What is expected: Pull out every line below holding the word "connector".

━━ Data supplied ━━

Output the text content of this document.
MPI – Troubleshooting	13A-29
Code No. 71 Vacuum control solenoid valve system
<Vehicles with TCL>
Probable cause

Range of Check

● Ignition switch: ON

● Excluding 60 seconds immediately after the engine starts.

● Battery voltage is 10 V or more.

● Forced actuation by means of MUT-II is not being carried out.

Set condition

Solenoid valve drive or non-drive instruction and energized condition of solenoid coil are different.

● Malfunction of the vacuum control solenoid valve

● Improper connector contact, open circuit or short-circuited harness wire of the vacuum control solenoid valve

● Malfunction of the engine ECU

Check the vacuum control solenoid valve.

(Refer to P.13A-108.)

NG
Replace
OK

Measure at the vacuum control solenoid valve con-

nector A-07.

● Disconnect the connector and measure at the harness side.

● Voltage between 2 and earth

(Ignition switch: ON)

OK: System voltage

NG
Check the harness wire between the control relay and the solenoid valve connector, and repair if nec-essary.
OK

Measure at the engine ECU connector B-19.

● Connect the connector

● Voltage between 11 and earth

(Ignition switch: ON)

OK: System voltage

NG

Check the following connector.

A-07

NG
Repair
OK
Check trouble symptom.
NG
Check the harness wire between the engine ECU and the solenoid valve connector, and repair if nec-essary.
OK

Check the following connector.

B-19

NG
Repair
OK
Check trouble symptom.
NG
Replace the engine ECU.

━━━

Answer for the task:
● Improper connector contact, open circuit or short-circuited harness wire of the vacuum control solenoid valve
● Disconnect the connector and measure at the harness side.
Check the harness wire between the control relay and the solenoid valve connector, and repair if nec-essary.
Measure at the engine ECU connector B-19.
● Connect the connector
Check the following connector.
Check the harness wire between the engine ECU and the solenoid valve connector, and repair if nec-essary.
Check the following connector.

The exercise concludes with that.